---------- Trecho da página ----------
Caso Carlos Mota: Júri condena três dos quatro acusados

O julgamento de três dos quatro acusados de matar o professor Carlos Mota, 44 anos, diretor do Centro de Ensino Fundamental (CEF) 4, no Lago Oeste, terminou somente na manhã desta quinta-feira. O juiz Daniel Mesquista Guerra declarou as penas de Carlos Lima do Nascimento (conhecido como Gabiru), 22 anos, Benedito Alexandro do Nascimento, 20, e Alessandro José de Sousa, 19. Os três réus confessos foram condenados pelo crime. Mota, conhecido por lutar contra o tráfico de drogas na escola, foi assassinado em junho de 2008.

O advogado dos três, Wandercy Ferreira, afirmou que recorrerá da decisão. Ele tem cinco dias para apresentar o recurso. “Eles não têm antecedentes criminais e alegam inocência. Dizem que foram torturados para confessar”, afirmou Ferreira. “De acordo com a perícia, o tiro que matou Mota foi disparado de cima para baixo. O autor teria de estar provavelmente em cima de uma árvore. Além disso, a distância do disparo – de 19 metros – impossibilitaria ter sido algum dos meus clientes”, completou. Benedito, Alessandro e Carlos saíram do fórum direto para o Complexo Penitenciário da Papuda.

Benedito foi condenado pela autoria do crime do homicídio duplamente qualificado com motivo torpe e por não ter dado chance de defesa à vítima. A pena foi de 20 anos de prisão, diminuída para 18 porque o condenado tinha 19 anos à época.

Alessandro pegou 16 anos pela co-autoria do assassinato de Mota. Ele foi condenado a 16 anos por homicídio qualificado sem chance de defesa à vítima. Pelo mesmo crime, o júri também considerou Carlos co-autor do crime. A pena dele foi de 18 anos.
---------- Dados registrados ----------
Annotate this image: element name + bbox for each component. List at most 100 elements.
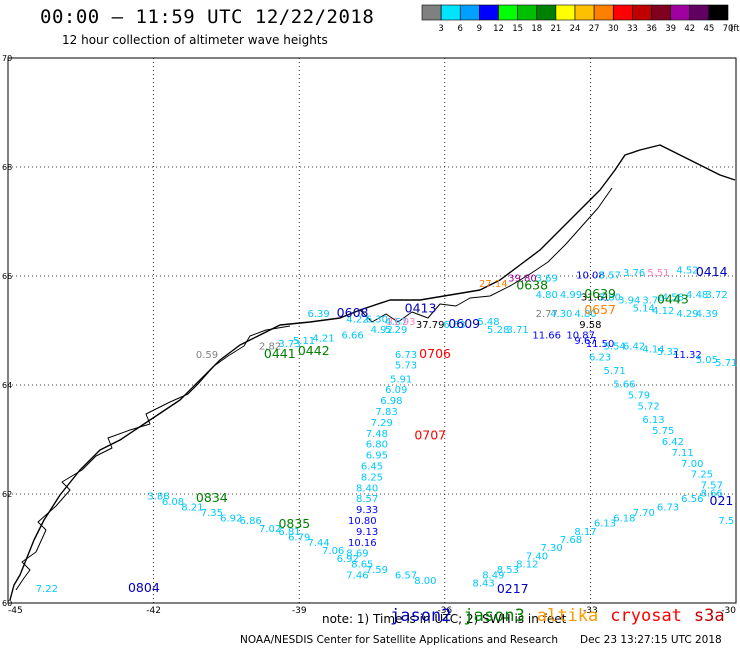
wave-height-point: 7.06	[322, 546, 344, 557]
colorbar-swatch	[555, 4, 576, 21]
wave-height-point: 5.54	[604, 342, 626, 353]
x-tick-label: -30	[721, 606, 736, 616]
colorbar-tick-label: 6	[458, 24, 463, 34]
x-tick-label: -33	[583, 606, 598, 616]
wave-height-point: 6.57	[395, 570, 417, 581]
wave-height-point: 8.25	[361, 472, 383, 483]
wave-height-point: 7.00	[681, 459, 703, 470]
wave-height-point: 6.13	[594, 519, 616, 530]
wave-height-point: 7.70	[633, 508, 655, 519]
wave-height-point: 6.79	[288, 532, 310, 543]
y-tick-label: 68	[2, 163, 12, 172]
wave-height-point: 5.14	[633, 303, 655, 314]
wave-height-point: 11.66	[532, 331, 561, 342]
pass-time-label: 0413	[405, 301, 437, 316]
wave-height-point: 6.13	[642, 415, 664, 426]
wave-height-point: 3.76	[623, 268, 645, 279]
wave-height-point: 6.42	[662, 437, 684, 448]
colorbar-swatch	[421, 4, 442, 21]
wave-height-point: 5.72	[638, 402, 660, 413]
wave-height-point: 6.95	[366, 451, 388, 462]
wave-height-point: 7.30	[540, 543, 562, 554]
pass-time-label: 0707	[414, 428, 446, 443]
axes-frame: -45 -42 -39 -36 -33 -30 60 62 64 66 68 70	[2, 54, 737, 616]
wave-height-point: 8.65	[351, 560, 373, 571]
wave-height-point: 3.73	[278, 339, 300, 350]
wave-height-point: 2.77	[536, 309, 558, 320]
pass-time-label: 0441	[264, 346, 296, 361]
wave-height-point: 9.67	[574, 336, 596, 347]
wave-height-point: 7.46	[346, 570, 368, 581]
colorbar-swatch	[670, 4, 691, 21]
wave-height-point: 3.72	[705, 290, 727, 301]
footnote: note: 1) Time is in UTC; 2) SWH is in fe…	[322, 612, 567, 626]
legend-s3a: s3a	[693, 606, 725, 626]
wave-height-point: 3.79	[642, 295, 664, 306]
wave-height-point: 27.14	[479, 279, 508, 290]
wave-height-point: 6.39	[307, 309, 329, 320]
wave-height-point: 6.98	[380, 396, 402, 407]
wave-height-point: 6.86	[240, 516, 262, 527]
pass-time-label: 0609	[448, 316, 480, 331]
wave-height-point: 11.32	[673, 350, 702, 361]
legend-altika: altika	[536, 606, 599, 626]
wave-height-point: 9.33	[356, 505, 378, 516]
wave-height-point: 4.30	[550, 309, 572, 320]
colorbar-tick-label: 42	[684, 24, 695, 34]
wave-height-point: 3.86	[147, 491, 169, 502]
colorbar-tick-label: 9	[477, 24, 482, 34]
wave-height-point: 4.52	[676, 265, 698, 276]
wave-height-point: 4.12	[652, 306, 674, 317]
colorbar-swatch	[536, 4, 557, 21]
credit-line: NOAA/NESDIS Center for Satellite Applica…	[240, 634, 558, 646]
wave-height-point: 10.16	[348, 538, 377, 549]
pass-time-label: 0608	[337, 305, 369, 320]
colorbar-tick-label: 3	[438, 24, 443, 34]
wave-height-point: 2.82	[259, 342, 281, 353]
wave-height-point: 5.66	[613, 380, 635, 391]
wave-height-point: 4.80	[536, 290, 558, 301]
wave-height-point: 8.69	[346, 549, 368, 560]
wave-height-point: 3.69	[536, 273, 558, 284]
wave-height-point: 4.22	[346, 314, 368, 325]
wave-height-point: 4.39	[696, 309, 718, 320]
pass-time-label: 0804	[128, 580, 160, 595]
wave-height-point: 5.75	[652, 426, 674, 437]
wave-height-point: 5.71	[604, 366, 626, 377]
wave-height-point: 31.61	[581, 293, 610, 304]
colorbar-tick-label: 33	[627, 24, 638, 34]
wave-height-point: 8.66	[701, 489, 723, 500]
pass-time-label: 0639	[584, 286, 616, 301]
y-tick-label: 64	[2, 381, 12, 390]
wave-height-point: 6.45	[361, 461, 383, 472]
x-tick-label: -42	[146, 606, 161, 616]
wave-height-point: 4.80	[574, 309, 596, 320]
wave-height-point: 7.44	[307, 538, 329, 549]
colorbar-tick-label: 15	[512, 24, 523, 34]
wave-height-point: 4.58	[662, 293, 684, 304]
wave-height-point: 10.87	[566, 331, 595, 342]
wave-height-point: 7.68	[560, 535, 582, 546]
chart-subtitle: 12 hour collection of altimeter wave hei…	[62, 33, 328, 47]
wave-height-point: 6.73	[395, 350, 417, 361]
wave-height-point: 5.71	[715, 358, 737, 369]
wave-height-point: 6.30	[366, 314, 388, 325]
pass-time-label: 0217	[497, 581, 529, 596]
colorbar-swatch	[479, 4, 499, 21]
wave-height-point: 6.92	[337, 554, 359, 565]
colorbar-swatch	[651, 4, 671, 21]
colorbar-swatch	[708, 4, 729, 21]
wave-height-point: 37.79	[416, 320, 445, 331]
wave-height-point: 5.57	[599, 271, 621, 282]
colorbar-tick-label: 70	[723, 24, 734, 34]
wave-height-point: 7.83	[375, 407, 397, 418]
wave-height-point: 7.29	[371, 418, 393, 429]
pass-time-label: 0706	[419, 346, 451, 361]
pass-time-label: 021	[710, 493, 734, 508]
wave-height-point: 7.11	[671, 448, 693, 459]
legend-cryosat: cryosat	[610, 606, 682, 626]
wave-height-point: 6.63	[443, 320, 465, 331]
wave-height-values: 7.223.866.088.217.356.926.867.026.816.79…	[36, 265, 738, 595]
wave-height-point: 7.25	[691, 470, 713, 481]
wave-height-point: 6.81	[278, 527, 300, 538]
----------
---------- Dados registrados ----------
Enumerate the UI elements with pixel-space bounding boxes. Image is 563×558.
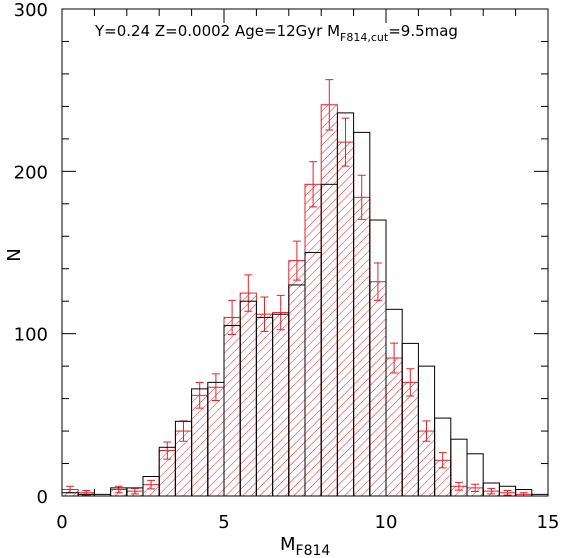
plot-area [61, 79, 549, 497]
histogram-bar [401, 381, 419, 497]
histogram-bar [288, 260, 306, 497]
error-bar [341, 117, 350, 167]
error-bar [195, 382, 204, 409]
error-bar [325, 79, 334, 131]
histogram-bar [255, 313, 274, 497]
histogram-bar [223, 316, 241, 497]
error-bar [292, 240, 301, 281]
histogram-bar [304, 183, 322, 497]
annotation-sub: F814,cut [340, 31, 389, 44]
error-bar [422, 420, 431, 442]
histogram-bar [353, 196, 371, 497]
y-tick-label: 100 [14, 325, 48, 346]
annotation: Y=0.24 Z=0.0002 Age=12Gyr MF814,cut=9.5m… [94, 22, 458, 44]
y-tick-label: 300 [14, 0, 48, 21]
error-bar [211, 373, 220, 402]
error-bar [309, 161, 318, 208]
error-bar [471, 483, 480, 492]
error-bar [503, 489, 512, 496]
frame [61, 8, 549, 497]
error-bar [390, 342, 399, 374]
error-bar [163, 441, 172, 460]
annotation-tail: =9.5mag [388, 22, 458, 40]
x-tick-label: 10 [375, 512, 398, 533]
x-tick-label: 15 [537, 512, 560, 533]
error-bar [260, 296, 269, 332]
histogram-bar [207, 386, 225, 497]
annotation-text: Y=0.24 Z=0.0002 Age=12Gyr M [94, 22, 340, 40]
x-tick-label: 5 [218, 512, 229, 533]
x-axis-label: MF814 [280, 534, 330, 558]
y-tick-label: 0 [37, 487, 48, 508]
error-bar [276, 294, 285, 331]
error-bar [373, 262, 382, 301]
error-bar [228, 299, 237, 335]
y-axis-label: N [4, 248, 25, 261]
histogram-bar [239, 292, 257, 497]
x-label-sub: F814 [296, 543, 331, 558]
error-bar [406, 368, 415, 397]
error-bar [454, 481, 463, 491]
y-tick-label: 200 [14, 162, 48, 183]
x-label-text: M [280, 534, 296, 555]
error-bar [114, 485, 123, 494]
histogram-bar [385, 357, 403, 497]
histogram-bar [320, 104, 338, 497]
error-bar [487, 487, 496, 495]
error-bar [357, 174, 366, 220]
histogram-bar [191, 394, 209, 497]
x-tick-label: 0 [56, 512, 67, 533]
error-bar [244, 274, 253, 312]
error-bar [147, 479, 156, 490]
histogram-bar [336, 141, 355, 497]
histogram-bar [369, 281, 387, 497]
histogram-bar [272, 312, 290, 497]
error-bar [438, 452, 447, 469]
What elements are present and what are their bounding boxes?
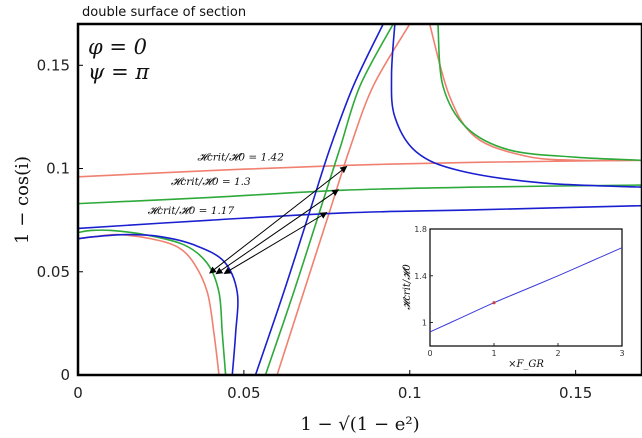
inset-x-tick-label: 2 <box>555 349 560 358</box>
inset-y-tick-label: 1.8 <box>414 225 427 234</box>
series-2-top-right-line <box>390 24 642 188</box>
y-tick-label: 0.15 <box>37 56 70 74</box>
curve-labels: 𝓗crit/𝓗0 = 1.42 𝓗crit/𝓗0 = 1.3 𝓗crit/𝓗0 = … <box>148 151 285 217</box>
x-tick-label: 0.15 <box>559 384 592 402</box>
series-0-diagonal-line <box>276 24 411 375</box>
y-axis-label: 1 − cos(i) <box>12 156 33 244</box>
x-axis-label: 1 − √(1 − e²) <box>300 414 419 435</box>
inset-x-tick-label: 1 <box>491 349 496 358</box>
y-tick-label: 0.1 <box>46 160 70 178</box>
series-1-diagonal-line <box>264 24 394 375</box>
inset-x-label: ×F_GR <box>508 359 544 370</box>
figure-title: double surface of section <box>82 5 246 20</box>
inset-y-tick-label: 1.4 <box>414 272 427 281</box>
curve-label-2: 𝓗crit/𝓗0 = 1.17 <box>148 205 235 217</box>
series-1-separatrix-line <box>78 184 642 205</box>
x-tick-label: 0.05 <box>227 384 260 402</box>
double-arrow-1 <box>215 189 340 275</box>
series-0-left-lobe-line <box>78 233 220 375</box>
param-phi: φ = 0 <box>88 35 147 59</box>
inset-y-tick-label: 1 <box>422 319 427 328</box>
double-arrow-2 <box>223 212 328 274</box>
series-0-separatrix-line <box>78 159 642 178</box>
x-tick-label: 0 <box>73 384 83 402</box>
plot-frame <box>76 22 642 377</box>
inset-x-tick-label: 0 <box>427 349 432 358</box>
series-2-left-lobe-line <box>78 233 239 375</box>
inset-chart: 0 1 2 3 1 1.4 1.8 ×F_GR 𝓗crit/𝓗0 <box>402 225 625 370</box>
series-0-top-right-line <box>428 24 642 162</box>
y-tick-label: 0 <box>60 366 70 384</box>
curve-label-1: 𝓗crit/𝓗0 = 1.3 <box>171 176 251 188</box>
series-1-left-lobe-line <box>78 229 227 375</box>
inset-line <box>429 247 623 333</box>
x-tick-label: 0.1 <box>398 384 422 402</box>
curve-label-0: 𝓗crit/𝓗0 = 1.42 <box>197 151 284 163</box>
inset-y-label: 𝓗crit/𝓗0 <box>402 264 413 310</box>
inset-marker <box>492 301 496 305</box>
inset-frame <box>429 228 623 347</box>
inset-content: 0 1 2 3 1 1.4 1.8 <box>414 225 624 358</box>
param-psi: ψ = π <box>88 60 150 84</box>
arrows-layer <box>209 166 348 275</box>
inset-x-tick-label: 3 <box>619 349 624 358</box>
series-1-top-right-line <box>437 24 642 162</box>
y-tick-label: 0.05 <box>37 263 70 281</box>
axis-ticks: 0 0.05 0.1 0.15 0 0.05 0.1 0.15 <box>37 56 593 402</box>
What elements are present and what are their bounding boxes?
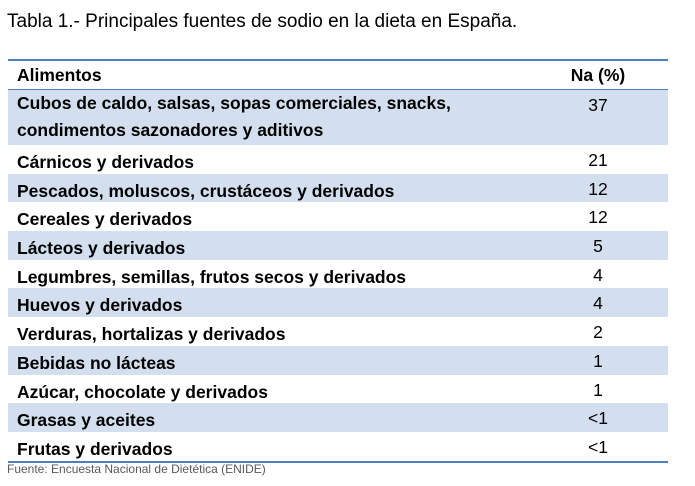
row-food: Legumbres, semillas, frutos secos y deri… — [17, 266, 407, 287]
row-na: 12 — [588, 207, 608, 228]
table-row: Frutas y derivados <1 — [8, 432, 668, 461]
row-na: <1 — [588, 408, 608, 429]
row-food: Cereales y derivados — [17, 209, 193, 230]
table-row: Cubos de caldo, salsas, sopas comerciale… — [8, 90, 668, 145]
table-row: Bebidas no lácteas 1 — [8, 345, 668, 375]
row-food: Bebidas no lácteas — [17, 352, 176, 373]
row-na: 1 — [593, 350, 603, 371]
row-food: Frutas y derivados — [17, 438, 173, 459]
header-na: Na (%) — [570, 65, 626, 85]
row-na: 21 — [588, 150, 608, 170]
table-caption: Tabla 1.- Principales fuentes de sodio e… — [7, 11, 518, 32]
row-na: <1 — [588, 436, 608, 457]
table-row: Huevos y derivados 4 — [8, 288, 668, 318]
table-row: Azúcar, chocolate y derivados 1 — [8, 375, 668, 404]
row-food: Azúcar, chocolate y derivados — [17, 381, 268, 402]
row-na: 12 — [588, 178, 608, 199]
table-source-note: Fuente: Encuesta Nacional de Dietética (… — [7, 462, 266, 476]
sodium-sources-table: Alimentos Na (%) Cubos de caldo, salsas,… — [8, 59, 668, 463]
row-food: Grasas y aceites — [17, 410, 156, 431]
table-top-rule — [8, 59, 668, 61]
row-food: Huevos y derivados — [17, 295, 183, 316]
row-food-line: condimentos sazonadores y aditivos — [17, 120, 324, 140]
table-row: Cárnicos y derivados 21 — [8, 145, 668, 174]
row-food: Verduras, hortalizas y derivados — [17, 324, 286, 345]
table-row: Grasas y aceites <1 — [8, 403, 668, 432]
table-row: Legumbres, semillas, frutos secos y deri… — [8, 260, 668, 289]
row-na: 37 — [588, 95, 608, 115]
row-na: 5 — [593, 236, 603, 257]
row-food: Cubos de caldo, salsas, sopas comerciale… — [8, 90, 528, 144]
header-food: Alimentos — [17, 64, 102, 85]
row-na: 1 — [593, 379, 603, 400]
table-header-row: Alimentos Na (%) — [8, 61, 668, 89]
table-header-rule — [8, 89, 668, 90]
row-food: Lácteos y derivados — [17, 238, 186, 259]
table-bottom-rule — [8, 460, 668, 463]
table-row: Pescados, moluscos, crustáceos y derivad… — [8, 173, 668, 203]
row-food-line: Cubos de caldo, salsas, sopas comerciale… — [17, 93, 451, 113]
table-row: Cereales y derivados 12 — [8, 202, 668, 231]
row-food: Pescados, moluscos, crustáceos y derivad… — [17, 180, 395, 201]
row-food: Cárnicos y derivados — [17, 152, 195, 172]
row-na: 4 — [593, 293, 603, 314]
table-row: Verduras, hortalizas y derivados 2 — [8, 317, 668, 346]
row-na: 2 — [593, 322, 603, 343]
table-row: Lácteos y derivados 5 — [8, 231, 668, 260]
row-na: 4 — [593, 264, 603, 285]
----------
→ **O que se pede**
Repita sem alterações, na notícia sobre o julgamento do caso Carlos Mota, tudo desde “O julgamento de” até “junho de 2008.”.

→ **Resposta escrita**
O julgamento de três dos quatro acusados de matar o professor Carlos Mota, 44 anos, diretor do Centro de Ensino Fundamental (CEF) 4, no Lago Oeste, terminou somente na manhã desta quinta-feira. O juiz Daniel Mesquista Guerra declarou as penas de Carlos Lima do Nascimento (conhecido como Gabiru), 22 anos, Benedito Alexandro do Nascimento, 20, e Alessandro José de Sousa, 19. Os três réus confessos foram condenados pelo crime. Mota, conhecido por lutar contra o tráfico de drogas na escola, foi assassinado em junho de 2008.